- **Text**:
In an effort to simplify the user experience, we merged all APIs related to context management into a single, implicitly available in each code scope, TelemetryContext object. This integration not only simplifies the process but also lays the groundwork for future advanced features. These features could blend tracing and logging information into a cohesive narrative by cross-referencing each other.

Like tracing, Foundations also offers a user-friendly API for testing service’s logging.

Metrics

Foundations incorporates the official Prometheus Rust client library for its metrics functionality, with a few enhancements for ease of use. One key addition is a procedural macro provided by Foundations, which simplifies the definition of new metrics with typed labels, reducing boilerplate code:

use foundations::telemetry::metrics::{metrics, Counter, Gauge};
use std::sync::Arc;

#[metrics]
pub(crate) mod http_server {
    /// Number of active client connections.
    pub fn active_connections(endpoint_name: &Arc<String>) -> Gauge;

    /// Number of failed client connections.
    pub fn failed_connections_total(endpoint_name: &Arc<String>) -> Counter;

    /// Number of HTTP requests.
    pub fn requests_total(endpoint_name: &Arc<String>) -> Counter;

    /// Number of failed requests.
    pub fn requests_failed_total(endpoint_name: &Arc<String>, status_code: u16) -> Counter;
}

Refer to the example web server and documentation for more information of how metrics can be defined and used.

In addition to this, we have refined the approach to metrics collection and structuring. Foundations offers a streamlined, user-friendly API for both these tasks, focusing on simplicity and minimalism.

Memory profiling

Recognizing the efficiency of jemalloc for long-lived services, Foundations includes a feature for enabling jemalloc memory allocation. A notable aspect of jemalloc is its memory profiling capability. Foundations packages this functionality into a straightforward and safe Rust API, making it accessible and easy to integrate.

Telemetry server

Foundations comes equipped with a built-in, customizable telemetry server endpoint. This server automatically handles a range of functions including health checks, metric collection, and memory profiling requests.

Security

A vital component of Foundations is its robust and ergonomic API for seccomp, a Linux kernel feature for syscall sandboxing. This feature enables the setting up of hooks for syscalls used by an application, allowing actions like blocking or logging. Seccomp acts as a formidable line of defense, offering an additional layer of security against threats like arbitrary code execution.

Foundations provides a simple way to define lists of all allowed syscalls, also allowing a composition of multiple lists (in addition, Foundations ships predefined lists for common use cases):

  use foundations::security::common_syscall_allow_lists::{ASYNC, NET_SOCKET_API, SERVICE_BASICS};
    use foundations::security::{allow_list, enable_syscall_sandboxing, ViolationAction};

    allow_list! {
        static ALLOWED = [
            ..SERVICE_BASICS,
            ..ASYNC,
            ..NET_SOCKET_API
        ]
    }

    enable_syscall_sandboxing(ViolationAction::KillProcess, &ALLOWED)

- **Stated goal A**:
Answer these questions from the Foundations text:
(i) Which library does Foundations build on for its metrics?
(ii) Which functions does the built-in telemetry server handle automatically?
(iii) What kind of feature is seccomp?
- **Stated goal B**: List the names of all the metrics that the code example in the Foundations text defines inside the http_server module.
- **Stated goal C**: Write out the Foundations text starting at "Recognizing the efficiency" and ending at "easy to integrate.", and replace each instance of "jemalloc" with "tcmalloc".

- **Information shown**:
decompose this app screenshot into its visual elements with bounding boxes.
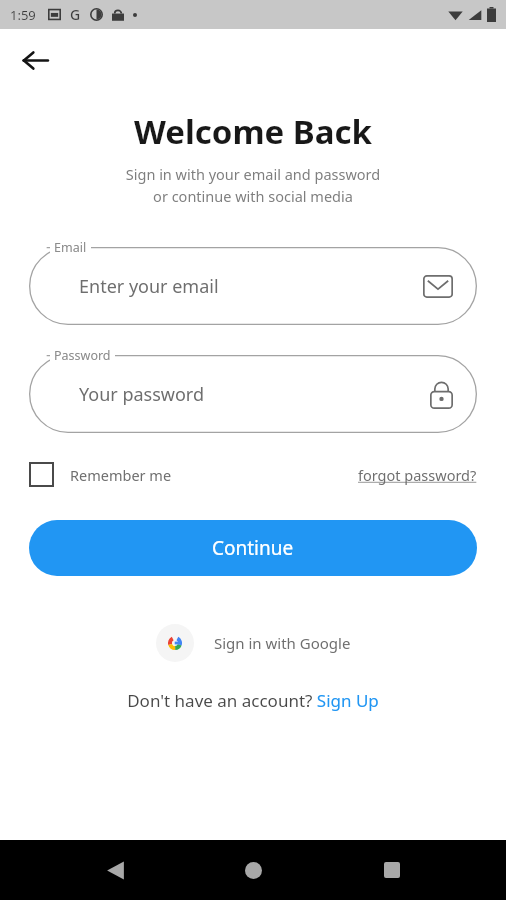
staticText: Your password (79, 382, 205, 407)
button[interactable]: Back (91, 846, 139, 894)
button[interactable]: Your password (29, 355, 477, 433)
button[interactable]: Remember me (29, 462, 172, 487)
staticText: Sign in with Google (214, 633, 351, 653)
staticText: Password (54, 347, 111, 364)
button[interactable]: forgot password? (358, 465, 477, 485)
staticText: Continue (212, 535, 294, 561)
staticText: Email (54, 239, 87, 256)
button[interactable]: Sign in with Google (0, 624, 506, 662)
button[interactable]: Recents (368, 846, 416, 894)
staticText: Welcome Back (0, 109, 506, 154)
button[interactable]: Continue (29, 520, 477, 576)
button[interactable]: Back (12, 37, 58, 83)
staticText: Sign in with your email and password or … (0, 164, 506, 206)
button[interactable]: Don't have an account? Sign Up (0, 689, 506, 712)
staticText: Remember me (70, 465, 172, 485)
staticText: Don't have an account? Sign Up (127, 689, 379, 712)
button[interactable]: Home (229, 846, 277, 894)
staticText: G (70, 5, 81, 24)
staticText: forgot password? (358, 465, 477, 485)
button[interactable]: Enter your email (29, 247, 477, 325)
staticText: 1:59 (10, 6, 36, 24)
staticText: Enter your email (79, 274, 219, 299)
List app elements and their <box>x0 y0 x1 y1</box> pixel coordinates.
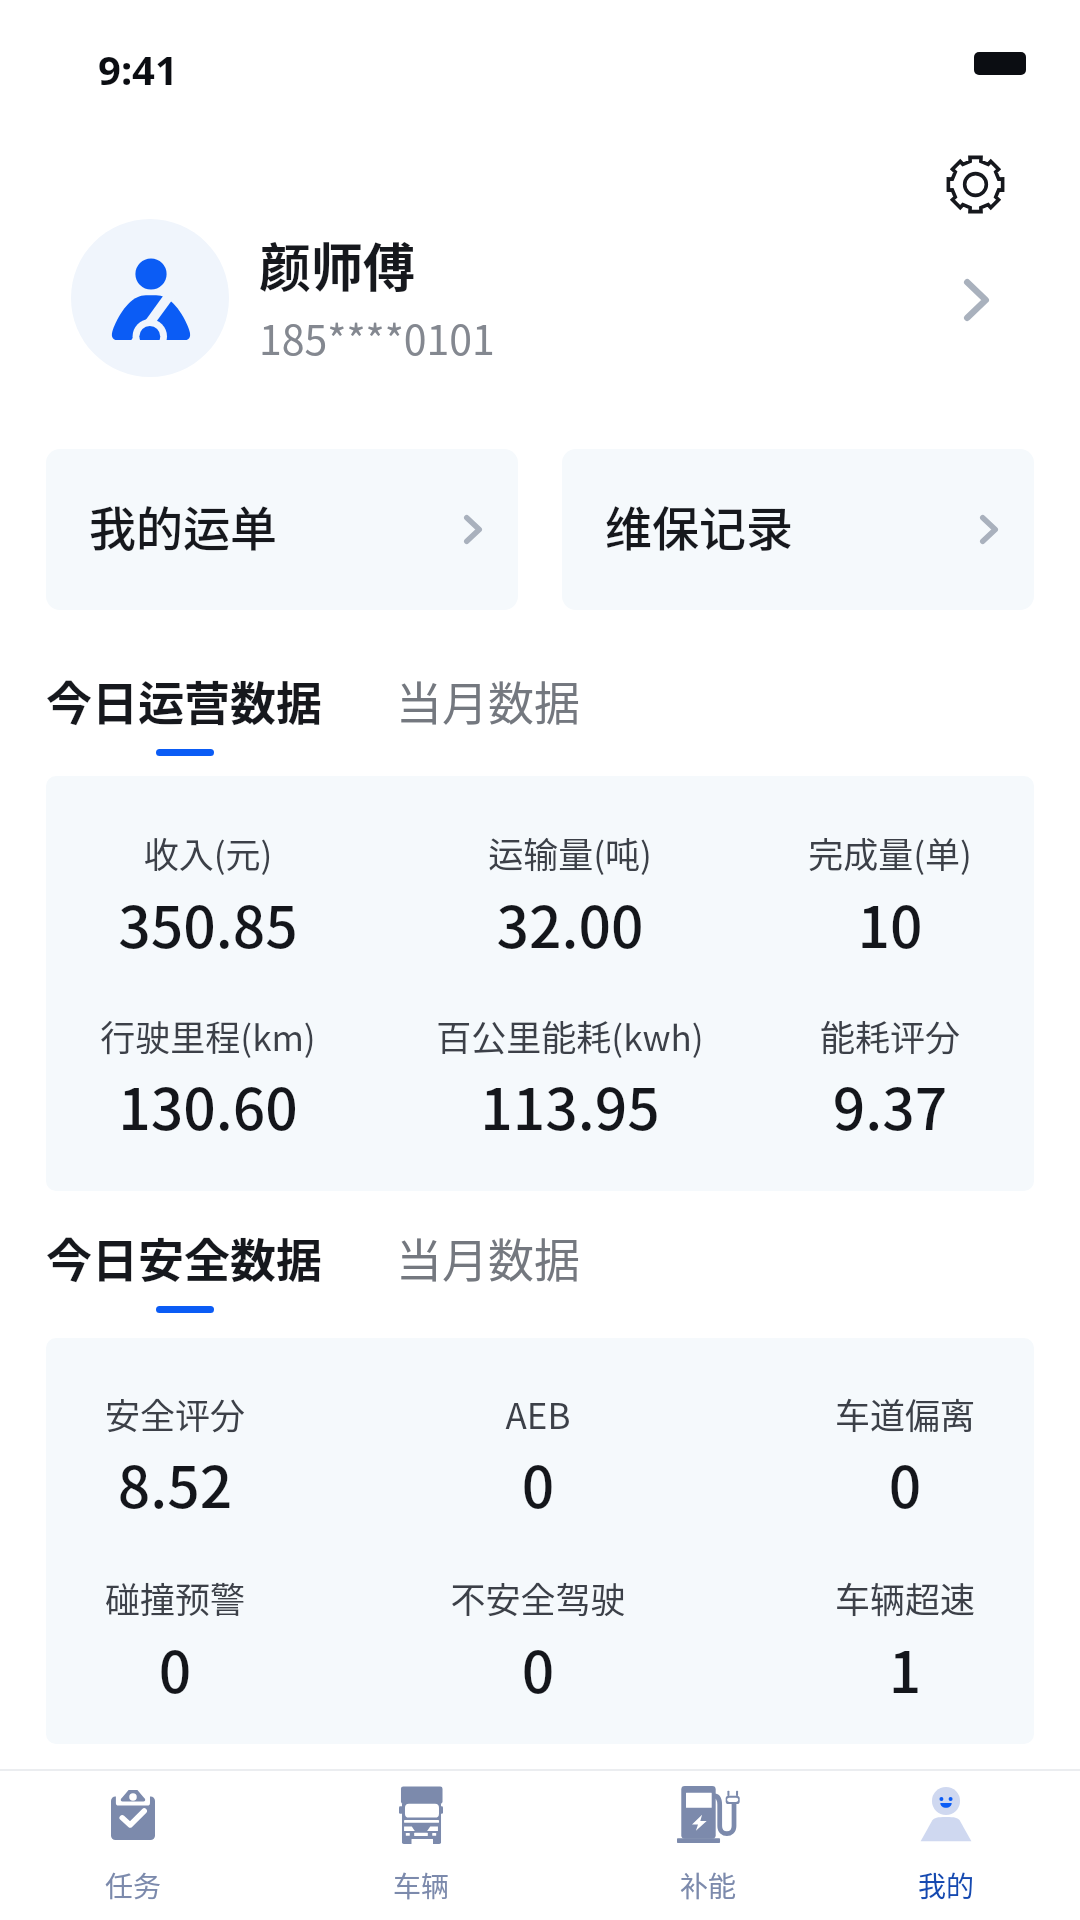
staticText: 185****0101 <box>259 307 495 366</box>
staticText: 我的 <box>918 1865 975 1906</box>
staticText: 我的运单 <box>89 491 277 559</box>
button[interactable]: 我的 <box>846 1769 1046 1920</box>
staticText: 运输量(吨) <box>360 827 780 878</box>
staticText: 今日运营数据 <box>46 667 322 734</box>
button[interactable]: 当月数据 <box>396 1224 580 1291</box>
staticText: 不安全驾驶 <box>328 1572 748 1623</box>
staticText: 130.60 <box>46 1064 418 1147</box>
staticText: 车辆超速 <box>695 1572 1034 1623</box>
staticText: 9:41 <box>98 42 178 96</box>
staticText: 0 <box>46 1627 385 1710</box>
staticText: 113.95 <box>360 1064 780 1147</box>
staticText: 完成量(单) <box>680 827 1034 878</box>
staticText: 0 <box>695 1442 1034 1525</box>
staticText: 任务 <box>105 1865 162 1906</box>
button[interactable]: 维保记录 <box>562 449 1034 610</box>
staticText: AEB <box>328 1388 748 1439</box>
button[interactable]: 补能 <box>608 1769 808 1920</box>
staticText: 维保记录 <box>605 491 793 559</box>
staticText: 350.85 <box>46 882 418 965</box>
staticText: 32.00 <box>360 882 780 965</box>
button[interactable]: 车辆 <box>321 1769 521 1920</box>
staticText: 能耗评分 <box>680 1010 1034 1061</box>
staticText: 当月数据 <box>396 667 580 734</box>
staticText: 行驶里程(km) <box>46 1010 418 1061</box>
button[interactable]: 今日运营数据 <box>46 667 322 734</box>
staticText: 1 <box>695 1627 1034 1710</box>
staticText: 碰撞预警 <box>46 1572 385 1623</box>
staticText: 8.52 <box>46 1442 385 1525</box>
staticText: 车道偏离 <box>695 1388 1034 1439</box>
button[interactable]: 当月数据 <box>396 667 580 734</box>
button[interactable]: 任务 <box>33 1769 233 1920</box>
staticText: 车辆 <box>393 1865 450 1906</box>
staticText: 0 <box>328 1442 748 1525</box>
staticText: 当月数据 <box>396 1224 580 1291</box>
button[interactable]: 我的运单 <box>46 449 518 610</box>
staticText: 9.37 <box>680 1064 1034 1147</box>
staticText: 今日安全数据 <box>46 1224 322 1291</box>
staticText: 颜师傅 <box>259 227 416 302</box>
staticText: 10 <box>680 882 1034 965</box>
staticText: 0 <box>328 1627 748 1710</box>
staticText: 百公里能耗(kwh) <box>360 1010 780 1061</box>
button[interactable]: Settings <box>944 153 1007 216</box>
button[interactable]: 今日安全数据 <box>46 1224 322 1291</box>
staticText: 安全评分 <box>46 1388 385 1439</box>
staticText: 收入(元) <box>46 827 418 878</box>
button[interactable]: 颜师傅 <box>0 214 1080 384</box>
staticText: 补能 <box>680 1865 737 1906</box>
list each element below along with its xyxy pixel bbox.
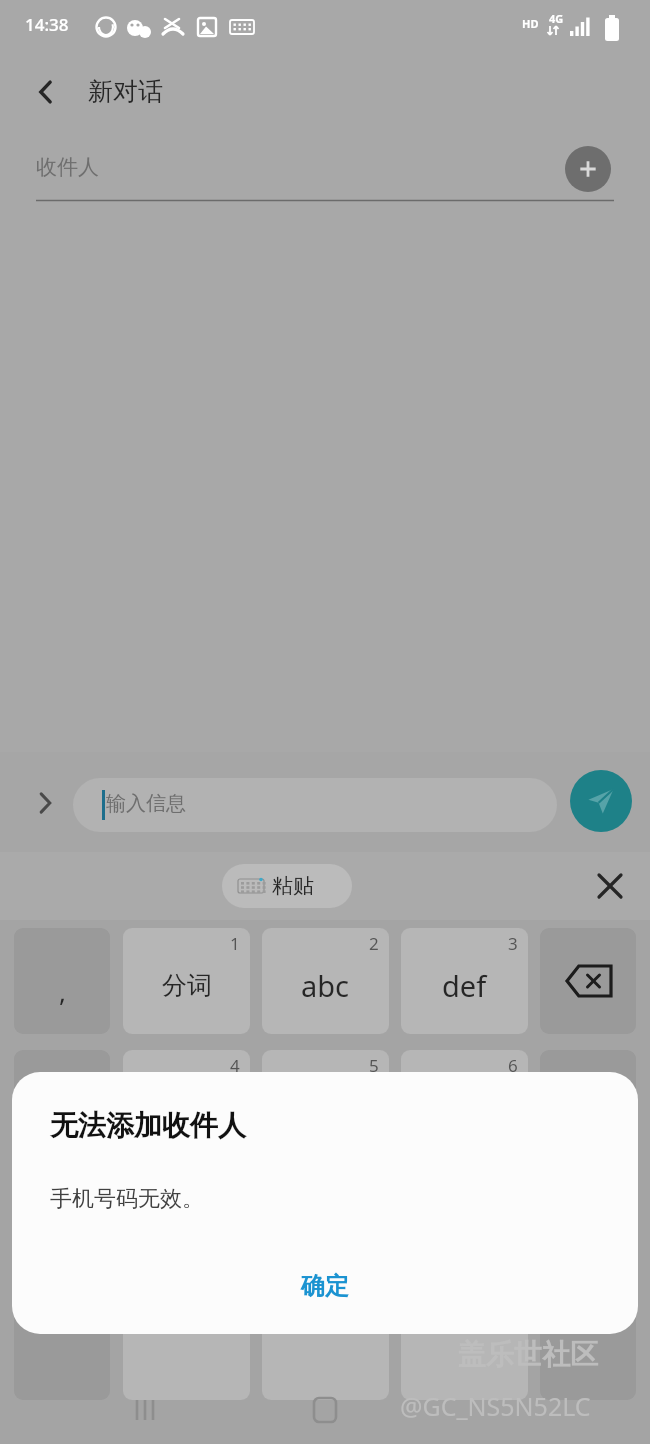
staticText: 6 [508, 1054, 518, 1077]
staticText: abc [301, 966, 350, 1005]
button[interactable]: Add recipient [565, 146, 611, 192]
button[interactable]: Close [584, 860, 636, 912]
staticText: 手机号码无效。 [50, 1185, 204, 1213]
button[interactable] [540, 928, 636, 1034]
button[interactable] [14, 1050, 110, 1156]
staticText: ghi [165, 1088, 209, 1127]
staticText: 确定 [301, 1271, 349, 1301]
button[interactable]: 0 [262, 1294, 389, 1400]
staticText: 盖乐世社区 [458, 1337, 598, 1372]
button[interactable]: 2 [262, 928, 389, 1034]
button[interactable]: , [14, 928, 110, 1034]
staticText: 新对话 [88, 76, 163, 107]
button[interactable]: Recents [113, 1378, 177, 1442]
button[interactable]: 5 [262, 1050, 389, 1156]
staticText: 收件人 [36, 154, 99, 180]
button[interactable]: 7 [123, 1172, 250, 1278]
staticText: 分词 [162, 970, 212, 1001]
staticText: 4G [549, 11, 564, 26]
button[interactable]: 4 [123, 1050, 250, 1156]
button[interactable]: 输入信息 [73, 778, 557, 832]
staticText: 5 [369, 1054, 379, 1077]
staticText: 粘贴 [272, 873, 314, 899]
staticText: 输入信息 [106, 791, 186, 816]
button[interactable] [14, 1294, 110, 1400]
button[interactable]: Back [22, 68, 70, 116]
button[interactable]: 确定 [245, 1254, 405, 1318]
button[interactable]: Expand options [22, 780, 68, 826]
button[interactable]: 8 [262, 1172, 389, 1278]
button[interactable] [14, 1172, 110, 1278]
staticText: , [59, 974, 66, 1009]
staticText: 14:38 [25, 13, 69, 36]
button[interactable]: Back [473, 1378, 537, 1442]
button[interactable]: 3 [401, 928, 528, 1034]
staticText: HD [522, 16, 539, 31]
staticText: 3 [508, 932, 518, 955]
staticText: @GC_NS5N52LC [400, 1389, 591, 1423]
button[interactable]: 粘贴 [222, 864, 352, 908]
staticText: 4 [230, 1054, 240, 1077]
staticText: 1 [230, 932, 240, 955]
staticText: 2 [369, 932, 379, 955]
staticText: def [442, 966, 487, 1005]
staticText: 无法添加收件人 [50, 1108, 246, 1143]
button[interactable] [540, 1294, 636, 1400]
button[interactable]: Send [570, 770, 632, 832]
button[interactable]: * [123, 1294, 250, 1400]
button[interactable]: 6 [401, 1050, 528, 1156]
button[interactable] [540, 1050, 636, 1156]
button[interactable]: # [401, 1294, 528, 1400]
button[interactable]: 1 [123, 928, 250, 1034]
button[interactable]: Home [293, 1378, 357, 1442]
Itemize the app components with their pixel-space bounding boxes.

- **Problem solution A**:
(i) The official Prometheus Rust client library.
(ii) Health checks, metric collection, and memory profiling requests.
(iii) A Linux kernel feature for syscall sandboxing.

- **Problem solution B**: active_connections, failed_connections_total, requests_total, requests_failed_total

- **Problem solution C**:
Recognizing the efficiency of tcmalloc for long-lived services, Foundations includes a feature for enabling tcmalloc memory allocation. A notable aspect of tcmalloc is its memory profiling capability. Foundations packages this functionality into a straightforward and safe Rust API, making it accessible and easy to integrate.